(Entries from a dataset)
================================

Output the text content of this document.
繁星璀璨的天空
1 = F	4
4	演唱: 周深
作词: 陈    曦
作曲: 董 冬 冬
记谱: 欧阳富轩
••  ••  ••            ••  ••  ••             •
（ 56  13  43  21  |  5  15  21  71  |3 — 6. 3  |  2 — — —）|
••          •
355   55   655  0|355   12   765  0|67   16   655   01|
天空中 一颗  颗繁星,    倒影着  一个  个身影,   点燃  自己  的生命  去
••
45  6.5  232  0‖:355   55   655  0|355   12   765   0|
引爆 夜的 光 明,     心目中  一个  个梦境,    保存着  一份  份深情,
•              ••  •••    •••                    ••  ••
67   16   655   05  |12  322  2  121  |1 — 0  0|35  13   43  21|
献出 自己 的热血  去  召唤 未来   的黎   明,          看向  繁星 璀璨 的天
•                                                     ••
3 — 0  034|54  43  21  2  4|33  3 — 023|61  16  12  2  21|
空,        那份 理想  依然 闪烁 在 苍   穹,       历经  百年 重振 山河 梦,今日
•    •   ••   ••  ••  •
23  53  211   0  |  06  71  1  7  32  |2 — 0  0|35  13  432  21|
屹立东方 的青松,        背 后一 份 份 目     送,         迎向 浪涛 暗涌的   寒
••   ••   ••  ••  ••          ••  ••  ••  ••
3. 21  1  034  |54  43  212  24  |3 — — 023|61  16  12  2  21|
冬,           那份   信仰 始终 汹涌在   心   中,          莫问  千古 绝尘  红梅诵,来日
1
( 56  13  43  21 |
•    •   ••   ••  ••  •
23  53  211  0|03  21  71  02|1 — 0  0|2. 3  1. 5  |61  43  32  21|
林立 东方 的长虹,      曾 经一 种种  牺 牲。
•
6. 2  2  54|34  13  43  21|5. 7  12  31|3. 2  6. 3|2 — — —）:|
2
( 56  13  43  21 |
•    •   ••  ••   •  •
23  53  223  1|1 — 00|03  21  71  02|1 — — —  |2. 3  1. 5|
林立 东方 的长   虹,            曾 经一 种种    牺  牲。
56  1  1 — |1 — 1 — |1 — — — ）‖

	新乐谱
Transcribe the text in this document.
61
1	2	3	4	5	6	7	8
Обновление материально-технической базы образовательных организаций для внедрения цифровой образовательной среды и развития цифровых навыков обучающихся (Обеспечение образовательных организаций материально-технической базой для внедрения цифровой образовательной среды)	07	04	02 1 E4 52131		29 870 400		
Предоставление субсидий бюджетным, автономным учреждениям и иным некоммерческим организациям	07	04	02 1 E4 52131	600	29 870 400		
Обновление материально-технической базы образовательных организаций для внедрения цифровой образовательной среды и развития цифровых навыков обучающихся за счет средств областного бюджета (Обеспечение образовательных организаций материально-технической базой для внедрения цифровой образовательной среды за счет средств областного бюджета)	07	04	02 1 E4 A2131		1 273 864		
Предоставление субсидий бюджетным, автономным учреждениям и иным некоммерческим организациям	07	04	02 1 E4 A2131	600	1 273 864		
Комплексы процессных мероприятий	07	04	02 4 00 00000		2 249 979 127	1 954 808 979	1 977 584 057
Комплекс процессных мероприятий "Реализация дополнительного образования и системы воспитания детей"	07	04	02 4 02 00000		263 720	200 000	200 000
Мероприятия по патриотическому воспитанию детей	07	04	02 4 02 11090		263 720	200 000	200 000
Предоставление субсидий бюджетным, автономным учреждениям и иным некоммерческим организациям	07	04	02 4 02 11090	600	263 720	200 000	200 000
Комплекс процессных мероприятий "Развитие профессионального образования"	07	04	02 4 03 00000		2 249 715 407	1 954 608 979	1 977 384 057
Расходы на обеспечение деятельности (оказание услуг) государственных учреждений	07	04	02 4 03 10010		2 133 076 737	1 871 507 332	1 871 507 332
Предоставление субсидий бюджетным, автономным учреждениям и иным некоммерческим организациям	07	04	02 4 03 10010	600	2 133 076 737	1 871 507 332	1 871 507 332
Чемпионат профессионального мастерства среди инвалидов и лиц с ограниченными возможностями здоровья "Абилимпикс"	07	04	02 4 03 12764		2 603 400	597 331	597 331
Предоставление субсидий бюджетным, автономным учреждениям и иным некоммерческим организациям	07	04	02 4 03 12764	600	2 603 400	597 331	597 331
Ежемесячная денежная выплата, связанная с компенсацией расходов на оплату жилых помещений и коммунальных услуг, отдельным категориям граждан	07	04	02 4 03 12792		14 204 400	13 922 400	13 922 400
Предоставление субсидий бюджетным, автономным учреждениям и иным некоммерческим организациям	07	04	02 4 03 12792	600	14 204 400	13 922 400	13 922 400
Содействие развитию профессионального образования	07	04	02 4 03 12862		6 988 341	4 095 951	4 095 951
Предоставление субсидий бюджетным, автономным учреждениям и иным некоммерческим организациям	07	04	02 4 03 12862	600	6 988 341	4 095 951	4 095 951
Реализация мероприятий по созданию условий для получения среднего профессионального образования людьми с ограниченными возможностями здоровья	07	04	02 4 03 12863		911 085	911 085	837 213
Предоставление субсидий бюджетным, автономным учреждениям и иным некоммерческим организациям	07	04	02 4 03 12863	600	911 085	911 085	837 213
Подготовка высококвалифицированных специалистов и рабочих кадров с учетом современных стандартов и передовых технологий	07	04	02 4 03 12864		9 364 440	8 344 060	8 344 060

================================

__What this task involves__
Pull out all lines containing the word "образования" from the entries above.

__Expected output__
Комплекс процессных мероприятий "Реализация дополнительного образования и системы воспитания детей"	07	04	02 4 02 00000		263 720	200 000	200 000
Комплекс процессных мероприятий "Развитие профессионального образования"	07	04	02 4 03 00000		2 249 715 407	1 954 608 979	1 977 384 057
Содействие развитию профессионального образования	07	04	02 4 03 12862		6 988 341	4 095 951	4 095 951
Реализация мероприятий по созданию условий для получения среднего профессионального образования людьми с ограниченными возможностями здоровья	07	04	02 4 03 12863		911 085	911 085	837 213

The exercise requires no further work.